INSTRUCTION | Provide only the number of lines where "两个维护" occurs.

INFORMATION SUPPLIED |
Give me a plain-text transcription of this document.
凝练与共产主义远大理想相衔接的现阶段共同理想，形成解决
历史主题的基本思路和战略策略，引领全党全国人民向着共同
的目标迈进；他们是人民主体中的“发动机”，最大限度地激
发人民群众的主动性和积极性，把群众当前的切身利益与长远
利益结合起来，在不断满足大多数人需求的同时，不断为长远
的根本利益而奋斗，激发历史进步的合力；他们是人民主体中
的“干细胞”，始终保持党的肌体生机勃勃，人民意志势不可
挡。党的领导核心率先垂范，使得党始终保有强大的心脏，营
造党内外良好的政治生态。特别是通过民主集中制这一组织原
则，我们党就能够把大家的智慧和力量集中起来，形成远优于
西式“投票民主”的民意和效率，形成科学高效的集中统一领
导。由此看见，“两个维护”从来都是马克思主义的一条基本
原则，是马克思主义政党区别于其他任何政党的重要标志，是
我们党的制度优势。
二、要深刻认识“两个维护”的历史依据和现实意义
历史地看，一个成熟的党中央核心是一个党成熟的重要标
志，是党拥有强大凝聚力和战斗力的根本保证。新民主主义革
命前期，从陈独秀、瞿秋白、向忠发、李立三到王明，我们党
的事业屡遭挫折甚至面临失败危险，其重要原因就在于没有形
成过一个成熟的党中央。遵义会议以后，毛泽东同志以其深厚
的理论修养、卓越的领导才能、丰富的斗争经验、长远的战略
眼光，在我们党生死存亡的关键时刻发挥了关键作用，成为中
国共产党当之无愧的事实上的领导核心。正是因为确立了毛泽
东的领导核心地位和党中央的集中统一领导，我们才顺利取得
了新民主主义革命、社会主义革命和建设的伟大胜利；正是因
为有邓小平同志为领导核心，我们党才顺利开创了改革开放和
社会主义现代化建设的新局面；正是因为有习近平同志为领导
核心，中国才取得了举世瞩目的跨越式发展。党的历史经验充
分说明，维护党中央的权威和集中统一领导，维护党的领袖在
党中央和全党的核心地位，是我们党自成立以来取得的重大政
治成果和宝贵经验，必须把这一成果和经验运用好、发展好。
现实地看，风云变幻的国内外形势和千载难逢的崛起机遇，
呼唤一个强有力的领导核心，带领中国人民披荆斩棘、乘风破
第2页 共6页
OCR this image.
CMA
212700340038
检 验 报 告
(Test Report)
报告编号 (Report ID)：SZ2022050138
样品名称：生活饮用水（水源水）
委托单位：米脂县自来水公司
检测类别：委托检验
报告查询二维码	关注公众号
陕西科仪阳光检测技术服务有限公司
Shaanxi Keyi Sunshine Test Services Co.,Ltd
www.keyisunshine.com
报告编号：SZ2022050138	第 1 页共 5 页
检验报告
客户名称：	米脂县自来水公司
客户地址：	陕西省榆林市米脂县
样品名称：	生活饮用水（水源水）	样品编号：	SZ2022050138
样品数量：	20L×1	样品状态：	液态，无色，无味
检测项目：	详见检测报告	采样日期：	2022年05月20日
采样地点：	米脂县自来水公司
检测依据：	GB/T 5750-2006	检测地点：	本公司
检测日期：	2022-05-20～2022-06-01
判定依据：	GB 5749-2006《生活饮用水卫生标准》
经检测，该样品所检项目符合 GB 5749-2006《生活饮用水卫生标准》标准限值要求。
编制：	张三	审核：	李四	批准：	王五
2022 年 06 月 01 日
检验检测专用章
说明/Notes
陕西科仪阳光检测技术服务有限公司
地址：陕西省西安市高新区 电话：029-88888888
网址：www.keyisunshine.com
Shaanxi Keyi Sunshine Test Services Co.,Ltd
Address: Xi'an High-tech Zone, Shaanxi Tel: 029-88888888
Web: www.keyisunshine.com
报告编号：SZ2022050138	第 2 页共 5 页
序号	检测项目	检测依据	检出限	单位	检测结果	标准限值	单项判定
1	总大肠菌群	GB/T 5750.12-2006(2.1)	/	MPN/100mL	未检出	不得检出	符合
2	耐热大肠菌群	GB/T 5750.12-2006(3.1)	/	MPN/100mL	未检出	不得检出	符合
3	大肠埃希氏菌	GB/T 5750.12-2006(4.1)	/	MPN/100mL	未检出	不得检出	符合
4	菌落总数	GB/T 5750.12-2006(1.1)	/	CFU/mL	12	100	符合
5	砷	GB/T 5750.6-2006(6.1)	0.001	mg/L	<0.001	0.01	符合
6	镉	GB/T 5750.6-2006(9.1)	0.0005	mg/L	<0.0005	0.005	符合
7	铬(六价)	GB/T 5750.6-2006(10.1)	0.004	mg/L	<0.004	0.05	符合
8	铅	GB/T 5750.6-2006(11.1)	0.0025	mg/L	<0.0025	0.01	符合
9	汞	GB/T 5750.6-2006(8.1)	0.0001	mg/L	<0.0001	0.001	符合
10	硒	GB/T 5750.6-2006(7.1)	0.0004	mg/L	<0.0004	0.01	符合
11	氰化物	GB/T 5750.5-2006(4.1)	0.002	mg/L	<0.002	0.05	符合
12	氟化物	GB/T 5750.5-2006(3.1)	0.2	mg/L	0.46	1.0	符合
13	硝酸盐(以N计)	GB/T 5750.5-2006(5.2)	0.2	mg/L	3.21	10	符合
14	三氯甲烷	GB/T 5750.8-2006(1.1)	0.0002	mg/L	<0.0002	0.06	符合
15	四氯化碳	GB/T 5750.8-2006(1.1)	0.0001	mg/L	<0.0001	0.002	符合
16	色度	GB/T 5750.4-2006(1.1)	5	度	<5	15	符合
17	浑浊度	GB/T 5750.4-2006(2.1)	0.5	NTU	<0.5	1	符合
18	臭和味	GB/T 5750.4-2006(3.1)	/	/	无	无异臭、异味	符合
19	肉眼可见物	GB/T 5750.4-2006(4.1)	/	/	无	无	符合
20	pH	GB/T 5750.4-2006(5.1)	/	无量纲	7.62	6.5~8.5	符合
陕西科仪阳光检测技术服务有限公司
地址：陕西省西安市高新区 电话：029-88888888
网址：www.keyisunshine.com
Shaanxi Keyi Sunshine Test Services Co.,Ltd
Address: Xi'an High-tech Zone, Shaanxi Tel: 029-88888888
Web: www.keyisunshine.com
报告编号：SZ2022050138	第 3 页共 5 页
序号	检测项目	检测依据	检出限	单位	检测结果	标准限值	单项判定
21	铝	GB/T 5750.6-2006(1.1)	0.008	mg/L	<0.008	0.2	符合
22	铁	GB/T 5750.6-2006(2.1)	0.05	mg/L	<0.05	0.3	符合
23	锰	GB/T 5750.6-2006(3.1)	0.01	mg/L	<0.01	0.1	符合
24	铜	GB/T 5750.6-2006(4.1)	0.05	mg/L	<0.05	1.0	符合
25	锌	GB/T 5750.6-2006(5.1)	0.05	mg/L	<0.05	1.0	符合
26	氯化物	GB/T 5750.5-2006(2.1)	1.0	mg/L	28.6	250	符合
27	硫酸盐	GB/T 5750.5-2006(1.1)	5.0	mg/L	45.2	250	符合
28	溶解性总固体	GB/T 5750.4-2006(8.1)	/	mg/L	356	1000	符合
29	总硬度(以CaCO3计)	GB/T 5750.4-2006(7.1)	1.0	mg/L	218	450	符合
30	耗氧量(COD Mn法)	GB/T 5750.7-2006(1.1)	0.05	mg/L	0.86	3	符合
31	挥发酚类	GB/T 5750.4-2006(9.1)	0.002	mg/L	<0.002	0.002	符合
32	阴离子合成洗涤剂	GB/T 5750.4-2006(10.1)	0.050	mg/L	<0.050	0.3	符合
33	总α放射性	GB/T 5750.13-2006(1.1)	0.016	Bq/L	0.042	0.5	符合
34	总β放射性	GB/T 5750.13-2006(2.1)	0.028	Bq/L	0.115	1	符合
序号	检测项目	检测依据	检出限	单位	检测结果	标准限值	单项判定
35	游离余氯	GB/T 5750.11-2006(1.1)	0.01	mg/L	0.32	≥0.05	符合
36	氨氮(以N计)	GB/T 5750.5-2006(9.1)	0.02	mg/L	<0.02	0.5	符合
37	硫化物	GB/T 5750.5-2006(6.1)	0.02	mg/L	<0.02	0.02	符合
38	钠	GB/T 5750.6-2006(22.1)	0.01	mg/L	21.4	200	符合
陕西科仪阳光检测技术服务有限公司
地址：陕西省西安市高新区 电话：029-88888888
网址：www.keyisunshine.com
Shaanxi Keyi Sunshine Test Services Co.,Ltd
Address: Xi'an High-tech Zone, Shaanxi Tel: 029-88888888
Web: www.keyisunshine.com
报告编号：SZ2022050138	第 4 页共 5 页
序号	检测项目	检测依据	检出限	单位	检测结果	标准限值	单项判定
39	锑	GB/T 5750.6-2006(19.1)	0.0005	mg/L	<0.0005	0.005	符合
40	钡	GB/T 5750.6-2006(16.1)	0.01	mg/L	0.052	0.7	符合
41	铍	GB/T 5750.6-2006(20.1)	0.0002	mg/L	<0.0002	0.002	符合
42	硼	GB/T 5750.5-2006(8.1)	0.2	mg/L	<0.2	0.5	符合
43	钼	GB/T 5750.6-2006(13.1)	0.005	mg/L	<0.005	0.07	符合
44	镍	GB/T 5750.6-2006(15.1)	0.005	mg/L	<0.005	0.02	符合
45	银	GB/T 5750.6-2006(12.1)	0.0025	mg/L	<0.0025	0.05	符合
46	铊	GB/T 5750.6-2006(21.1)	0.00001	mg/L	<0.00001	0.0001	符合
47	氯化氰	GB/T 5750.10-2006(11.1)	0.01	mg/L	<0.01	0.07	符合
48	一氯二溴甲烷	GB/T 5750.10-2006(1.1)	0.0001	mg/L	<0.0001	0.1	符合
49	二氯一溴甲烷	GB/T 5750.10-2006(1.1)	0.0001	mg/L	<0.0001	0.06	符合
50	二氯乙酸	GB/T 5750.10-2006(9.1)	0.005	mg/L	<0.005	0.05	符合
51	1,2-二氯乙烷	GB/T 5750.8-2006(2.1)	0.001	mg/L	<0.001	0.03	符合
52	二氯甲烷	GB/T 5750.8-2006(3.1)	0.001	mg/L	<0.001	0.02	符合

ANSWER TO THIS TASK | 2